%%

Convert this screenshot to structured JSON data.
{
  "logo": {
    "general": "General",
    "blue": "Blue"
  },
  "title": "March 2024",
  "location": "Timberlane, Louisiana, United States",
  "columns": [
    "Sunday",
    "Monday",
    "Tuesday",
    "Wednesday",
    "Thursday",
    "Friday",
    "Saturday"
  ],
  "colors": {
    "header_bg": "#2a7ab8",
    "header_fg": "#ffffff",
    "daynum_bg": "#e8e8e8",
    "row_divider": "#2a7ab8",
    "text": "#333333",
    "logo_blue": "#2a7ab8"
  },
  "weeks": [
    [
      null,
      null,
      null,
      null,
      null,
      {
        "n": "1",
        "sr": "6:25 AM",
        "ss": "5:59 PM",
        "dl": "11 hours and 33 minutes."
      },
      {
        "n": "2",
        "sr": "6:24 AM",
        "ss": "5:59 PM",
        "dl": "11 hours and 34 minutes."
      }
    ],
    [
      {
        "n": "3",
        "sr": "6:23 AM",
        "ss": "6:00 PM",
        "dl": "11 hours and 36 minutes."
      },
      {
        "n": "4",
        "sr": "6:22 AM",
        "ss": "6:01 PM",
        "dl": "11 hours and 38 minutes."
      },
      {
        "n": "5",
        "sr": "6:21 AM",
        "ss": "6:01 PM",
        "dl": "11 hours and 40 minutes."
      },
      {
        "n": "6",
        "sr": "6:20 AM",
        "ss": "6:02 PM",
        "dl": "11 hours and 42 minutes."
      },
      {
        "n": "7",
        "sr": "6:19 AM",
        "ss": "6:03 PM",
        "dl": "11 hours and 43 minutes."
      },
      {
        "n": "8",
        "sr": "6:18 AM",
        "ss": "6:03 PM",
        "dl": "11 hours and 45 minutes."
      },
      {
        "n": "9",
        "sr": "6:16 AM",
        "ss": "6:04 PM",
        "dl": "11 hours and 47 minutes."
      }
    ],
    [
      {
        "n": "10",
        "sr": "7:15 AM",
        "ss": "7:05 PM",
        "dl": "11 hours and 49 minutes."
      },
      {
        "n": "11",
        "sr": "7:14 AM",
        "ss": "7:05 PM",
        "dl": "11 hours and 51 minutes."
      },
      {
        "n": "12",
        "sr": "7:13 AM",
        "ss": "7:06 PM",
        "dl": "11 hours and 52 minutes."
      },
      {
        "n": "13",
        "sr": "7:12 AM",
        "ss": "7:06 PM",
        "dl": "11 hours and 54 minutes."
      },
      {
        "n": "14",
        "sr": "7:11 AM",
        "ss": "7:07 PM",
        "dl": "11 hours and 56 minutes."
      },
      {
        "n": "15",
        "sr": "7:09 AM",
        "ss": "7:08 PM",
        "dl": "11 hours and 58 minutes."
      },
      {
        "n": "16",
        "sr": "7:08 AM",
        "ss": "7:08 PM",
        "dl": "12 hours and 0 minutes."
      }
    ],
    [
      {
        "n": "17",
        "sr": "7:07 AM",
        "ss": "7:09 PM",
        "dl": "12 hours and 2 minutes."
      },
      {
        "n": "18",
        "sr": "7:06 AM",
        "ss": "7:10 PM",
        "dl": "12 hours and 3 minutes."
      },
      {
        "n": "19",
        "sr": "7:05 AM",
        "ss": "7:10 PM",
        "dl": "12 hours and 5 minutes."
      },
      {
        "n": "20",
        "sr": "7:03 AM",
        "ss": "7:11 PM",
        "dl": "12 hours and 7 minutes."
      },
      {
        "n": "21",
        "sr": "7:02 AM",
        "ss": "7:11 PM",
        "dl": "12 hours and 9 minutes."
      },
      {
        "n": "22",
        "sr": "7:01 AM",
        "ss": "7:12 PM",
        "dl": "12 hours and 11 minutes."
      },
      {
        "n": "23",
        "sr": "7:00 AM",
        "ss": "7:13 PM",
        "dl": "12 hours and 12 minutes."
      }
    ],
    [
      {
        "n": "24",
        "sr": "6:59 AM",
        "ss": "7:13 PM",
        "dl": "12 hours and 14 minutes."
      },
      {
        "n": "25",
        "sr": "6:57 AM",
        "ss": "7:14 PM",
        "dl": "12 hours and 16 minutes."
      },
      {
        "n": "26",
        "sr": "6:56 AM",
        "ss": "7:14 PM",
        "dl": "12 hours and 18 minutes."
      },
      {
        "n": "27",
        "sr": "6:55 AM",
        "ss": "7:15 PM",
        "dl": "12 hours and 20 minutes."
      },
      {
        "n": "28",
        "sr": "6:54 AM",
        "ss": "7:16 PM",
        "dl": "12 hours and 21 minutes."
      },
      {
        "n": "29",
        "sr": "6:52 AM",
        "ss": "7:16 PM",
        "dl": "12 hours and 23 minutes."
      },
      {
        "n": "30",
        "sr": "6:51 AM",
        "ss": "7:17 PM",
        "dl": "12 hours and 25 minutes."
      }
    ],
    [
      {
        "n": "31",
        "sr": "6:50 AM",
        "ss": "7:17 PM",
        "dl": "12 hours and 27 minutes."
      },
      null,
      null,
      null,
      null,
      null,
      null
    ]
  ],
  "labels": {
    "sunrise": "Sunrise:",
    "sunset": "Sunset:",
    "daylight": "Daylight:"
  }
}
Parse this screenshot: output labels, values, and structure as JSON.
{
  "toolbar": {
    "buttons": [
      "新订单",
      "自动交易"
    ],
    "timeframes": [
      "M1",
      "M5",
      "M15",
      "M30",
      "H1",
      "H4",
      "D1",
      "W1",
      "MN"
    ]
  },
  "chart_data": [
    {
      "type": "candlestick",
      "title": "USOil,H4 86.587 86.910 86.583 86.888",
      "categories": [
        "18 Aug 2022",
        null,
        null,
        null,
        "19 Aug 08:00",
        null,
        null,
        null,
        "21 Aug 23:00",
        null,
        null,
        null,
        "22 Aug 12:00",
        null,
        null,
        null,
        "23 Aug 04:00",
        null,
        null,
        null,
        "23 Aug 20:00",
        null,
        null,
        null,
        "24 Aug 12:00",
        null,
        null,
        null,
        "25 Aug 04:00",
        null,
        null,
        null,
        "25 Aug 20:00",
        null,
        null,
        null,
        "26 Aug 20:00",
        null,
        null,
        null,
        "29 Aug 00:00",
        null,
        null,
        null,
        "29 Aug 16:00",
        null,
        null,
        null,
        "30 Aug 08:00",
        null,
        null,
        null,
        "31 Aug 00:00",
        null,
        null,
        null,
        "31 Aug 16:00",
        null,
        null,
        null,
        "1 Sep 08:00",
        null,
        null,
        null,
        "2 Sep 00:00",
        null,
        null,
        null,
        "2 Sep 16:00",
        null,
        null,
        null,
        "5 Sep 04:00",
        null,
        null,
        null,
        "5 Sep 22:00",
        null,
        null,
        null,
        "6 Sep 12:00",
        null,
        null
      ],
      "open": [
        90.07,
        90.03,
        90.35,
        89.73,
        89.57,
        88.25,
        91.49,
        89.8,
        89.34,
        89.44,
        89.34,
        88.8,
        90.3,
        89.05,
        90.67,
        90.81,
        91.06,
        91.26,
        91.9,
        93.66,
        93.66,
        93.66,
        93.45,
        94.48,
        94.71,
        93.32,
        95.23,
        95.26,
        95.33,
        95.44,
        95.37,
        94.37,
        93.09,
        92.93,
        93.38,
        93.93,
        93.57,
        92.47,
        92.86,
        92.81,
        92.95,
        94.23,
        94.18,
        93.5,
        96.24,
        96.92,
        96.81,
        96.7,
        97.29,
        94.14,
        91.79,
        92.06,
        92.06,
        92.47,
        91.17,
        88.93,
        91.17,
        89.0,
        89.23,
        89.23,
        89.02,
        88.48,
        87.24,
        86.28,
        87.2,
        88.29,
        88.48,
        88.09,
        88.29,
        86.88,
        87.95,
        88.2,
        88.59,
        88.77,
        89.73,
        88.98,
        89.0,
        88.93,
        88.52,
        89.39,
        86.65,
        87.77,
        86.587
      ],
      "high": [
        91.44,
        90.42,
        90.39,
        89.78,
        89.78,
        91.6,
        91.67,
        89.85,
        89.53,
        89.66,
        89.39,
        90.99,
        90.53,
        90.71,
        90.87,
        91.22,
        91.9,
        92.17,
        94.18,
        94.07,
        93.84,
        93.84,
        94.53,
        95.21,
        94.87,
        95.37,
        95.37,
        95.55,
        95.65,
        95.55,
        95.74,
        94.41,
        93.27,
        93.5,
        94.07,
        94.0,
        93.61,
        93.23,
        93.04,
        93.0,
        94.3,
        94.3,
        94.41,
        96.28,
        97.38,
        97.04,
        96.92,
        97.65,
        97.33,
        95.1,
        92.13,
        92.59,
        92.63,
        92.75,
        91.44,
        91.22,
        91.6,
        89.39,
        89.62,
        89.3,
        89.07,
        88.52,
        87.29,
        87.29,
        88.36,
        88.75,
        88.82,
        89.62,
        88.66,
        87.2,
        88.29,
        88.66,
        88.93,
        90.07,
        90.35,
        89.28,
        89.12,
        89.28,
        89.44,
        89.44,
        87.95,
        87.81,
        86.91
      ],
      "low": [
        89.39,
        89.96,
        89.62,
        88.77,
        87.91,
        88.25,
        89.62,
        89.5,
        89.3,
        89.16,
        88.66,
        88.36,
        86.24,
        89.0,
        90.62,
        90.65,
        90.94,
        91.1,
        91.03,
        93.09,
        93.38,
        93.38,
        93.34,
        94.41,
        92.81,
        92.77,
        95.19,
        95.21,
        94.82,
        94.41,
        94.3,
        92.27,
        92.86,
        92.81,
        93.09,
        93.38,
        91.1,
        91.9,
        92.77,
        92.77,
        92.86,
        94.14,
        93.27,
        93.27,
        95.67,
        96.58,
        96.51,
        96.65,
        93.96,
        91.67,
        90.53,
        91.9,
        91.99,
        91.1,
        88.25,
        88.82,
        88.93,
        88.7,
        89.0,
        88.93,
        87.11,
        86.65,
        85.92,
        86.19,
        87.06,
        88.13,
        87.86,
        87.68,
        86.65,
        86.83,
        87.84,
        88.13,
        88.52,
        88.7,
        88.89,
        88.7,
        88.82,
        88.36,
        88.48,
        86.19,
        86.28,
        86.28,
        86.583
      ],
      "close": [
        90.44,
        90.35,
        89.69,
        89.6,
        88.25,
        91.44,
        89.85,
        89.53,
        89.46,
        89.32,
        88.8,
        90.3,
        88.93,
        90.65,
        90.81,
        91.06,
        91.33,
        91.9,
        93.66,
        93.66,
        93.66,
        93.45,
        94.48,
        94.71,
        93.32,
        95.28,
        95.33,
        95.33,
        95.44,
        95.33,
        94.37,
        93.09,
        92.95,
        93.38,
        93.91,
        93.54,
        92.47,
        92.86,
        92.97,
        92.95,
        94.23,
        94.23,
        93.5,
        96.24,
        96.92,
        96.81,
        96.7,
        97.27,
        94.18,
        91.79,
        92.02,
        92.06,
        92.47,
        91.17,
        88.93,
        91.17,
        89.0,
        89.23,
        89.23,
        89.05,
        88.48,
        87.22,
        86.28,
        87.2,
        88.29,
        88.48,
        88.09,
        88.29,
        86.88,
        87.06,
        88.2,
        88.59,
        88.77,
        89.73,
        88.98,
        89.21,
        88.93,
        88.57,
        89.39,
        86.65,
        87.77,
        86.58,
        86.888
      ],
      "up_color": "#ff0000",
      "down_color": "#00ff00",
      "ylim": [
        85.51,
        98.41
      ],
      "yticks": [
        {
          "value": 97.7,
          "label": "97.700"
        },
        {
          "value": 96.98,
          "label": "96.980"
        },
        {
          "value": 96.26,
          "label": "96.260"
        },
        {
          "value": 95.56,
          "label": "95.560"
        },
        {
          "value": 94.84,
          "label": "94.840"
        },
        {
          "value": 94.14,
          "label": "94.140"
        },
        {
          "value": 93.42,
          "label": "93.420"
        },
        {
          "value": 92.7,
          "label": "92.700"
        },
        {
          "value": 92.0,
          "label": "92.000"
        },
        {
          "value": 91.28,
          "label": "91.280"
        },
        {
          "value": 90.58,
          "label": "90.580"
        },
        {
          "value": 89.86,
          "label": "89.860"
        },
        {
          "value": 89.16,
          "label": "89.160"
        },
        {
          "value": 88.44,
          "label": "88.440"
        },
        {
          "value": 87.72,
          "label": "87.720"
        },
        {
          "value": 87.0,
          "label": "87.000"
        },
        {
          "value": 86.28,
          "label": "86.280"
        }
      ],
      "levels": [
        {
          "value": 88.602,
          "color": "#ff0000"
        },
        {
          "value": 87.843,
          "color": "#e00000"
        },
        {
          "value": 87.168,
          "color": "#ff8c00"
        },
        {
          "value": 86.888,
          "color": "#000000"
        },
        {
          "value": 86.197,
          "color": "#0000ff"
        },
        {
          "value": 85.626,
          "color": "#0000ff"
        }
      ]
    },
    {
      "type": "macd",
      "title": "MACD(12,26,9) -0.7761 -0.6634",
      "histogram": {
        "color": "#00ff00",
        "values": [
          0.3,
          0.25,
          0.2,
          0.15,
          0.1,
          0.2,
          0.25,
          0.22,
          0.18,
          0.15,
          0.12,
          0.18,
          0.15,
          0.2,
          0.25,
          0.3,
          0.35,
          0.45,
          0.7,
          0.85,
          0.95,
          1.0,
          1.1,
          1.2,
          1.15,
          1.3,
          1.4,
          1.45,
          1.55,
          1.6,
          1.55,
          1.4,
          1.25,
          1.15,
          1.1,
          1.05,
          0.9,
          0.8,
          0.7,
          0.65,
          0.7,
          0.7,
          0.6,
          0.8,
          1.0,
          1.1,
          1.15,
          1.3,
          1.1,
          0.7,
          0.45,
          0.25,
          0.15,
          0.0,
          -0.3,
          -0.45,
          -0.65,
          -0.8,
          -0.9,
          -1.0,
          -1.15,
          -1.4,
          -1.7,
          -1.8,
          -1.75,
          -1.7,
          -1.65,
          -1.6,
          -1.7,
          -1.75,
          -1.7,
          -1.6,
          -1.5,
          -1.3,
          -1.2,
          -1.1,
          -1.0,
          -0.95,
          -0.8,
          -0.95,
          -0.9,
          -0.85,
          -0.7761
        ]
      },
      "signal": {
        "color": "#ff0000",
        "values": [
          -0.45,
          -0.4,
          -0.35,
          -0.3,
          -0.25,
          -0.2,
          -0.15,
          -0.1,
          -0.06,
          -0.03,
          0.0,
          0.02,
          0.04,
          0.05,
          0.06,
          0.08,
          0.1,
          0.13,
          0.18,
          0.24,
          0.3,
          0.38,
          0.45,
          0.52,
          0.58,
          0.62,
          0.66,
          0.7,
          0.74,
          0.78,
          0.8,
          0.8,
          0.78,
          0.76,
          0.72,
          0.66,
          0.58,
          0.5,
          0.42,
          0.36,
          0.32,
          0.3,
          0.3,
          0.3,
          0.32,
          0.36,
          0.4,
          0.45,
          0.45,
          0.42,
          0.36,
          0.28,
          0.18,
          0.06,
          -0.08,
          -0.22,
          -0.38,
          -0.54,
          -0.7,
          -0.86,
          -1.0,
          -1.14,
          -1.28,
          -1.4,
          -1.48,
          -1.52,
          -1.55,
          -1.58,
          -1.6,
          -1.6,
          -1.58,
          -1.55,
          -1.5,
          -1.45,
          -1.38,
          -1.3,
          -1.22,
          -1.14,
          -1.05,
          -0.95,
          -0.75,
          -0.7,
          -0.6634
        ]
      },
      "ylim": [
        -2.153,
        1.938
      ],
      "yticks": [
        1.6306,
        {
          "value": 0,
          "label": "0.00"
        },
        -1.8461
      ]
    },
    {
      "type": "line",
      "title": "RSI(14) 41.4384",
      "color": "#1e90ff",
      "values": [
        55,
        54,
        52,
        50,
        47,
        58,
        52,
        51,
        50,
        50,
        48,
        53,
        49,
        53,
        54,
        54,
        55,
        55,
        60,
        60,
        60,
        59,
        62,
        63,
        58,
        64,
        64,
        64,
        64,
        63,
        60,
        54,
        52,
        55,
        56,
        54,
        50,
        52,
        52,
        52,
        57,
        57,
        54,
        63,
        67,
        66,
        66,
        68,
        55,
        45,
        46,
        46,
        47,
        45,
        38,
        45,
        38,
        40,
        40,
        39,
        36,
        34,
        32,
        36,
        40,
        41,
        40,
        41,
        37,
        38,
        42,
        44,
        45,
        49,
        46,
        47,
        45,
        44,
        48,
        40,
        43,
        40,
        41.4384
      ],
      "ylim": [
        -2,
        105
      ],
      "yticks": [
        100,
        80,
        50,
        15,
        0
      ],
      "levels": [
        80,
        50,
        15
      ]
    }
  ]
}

%%

* _Task objective_
Pick out every line above that contains the word "values" and copy it.

* _Answer to the exercise_
Parse this screenshot: output labels, values, and structure as JSON.
        "values": [
        "values": [
      "values": [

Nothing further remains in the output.